**PROBLEM REQUIREMENTS:**
Will you extract the entries word for word? Images should not appear in the copy.

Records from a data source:

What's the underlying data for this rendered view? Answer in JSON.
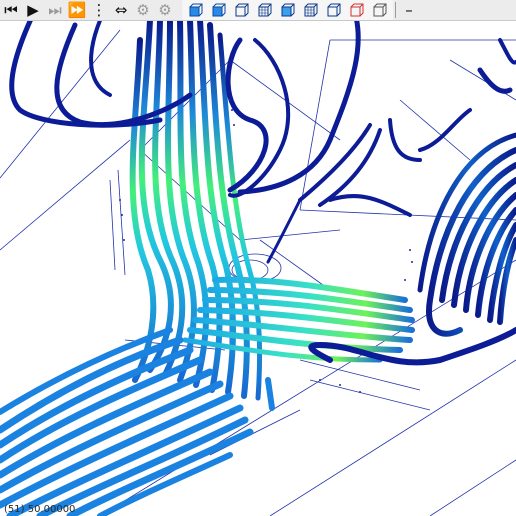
{
  "status": {
    "frame_text": "(51) 50.00000"
  },
  "toolbar": {
    "playback": [
      {
        "name": "step-back-icon",
        "glyph": "⏮"
      },
      {
        "name": "play-icon",
        "glyph": "▶"
      },
      {
        "name": "step-forward-icon",
        "glyph": "⏭"
      },
      {
        "name": "fast-forward-icon",
        "glyph": "⏩"
      },
      {
        "name": "more-options-icon",
        "glyph": "⋮"
      },
      {
        "name": "loop-icon",
        "glyph": "⇔"
      },
      {
        "name": "walk-icon",
        "glyph": "⚙"
      },
      {
        "name": "run-icon",
        "glyph": "⚙"
      }
    ],
    "view_buttons": [
      "solid-cube-icon",
      "shaded-cube-icon",
      "outline-cube-icon",
      "grid-cube-icon",
      "blue-cube-icon",
      "mesh-cube-icon",
      "wire-cube-icon",
      "red-cube-icon",
      "white-cube-icon"
    ]
  },
  "colors": {
    "dark": "#0a1a8a",
    "mid": "#1d6fd6",
    "cyan": "#2fc6e6",
    "green": "#3cf06e"
  }
}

**ANSWER IN FULL:**
What's the underlying data for this rendered view? Answer in JSON.
{
  "status": {
    "frame_text": "(51) 50.00000"
  },
  "toolbar": {
    "playback": [
      {
        "name": "step-back-icon",
        "glyph": "⏮"
      },
      {
        "name": "play-icon",
        "glyph": "▶"
      },
      {
        "name": "step-forward-icon",
        "glyph": "⏭"
      },
      {
        "name": "fast-forward-icon",
        "glyph": "⏩"
      },
      {
        "name": "more-options-icon",
        "glyph": "⋮"
      },
      {
        "name": "loop-icon",
        "glyph": "⇔"
      },
      {
        "name": "walk-icon",
        "glyph": "⚙"
      },
      {
        "name": "run-icon",
        "glyph": "⚙"
      }
    ],
    "view_buttons": [
      "solid-cube-icon",
      "shaded-cube-icon",
      "outline-cube-icon",
      "grid-cube-icon",
      "blue-cube-icon",
      "mesh-cube-icon",
      "wire-cube-icon",
      "red-cube-icon",
      "white-cube-icon"
    ]
  },
  "colors": {
    "dark": "#0a1a8a",
    "mid": "#1d6fd6",
    "cyan": "#2fc6e6",
    "green": "#3cf06e"
  }
}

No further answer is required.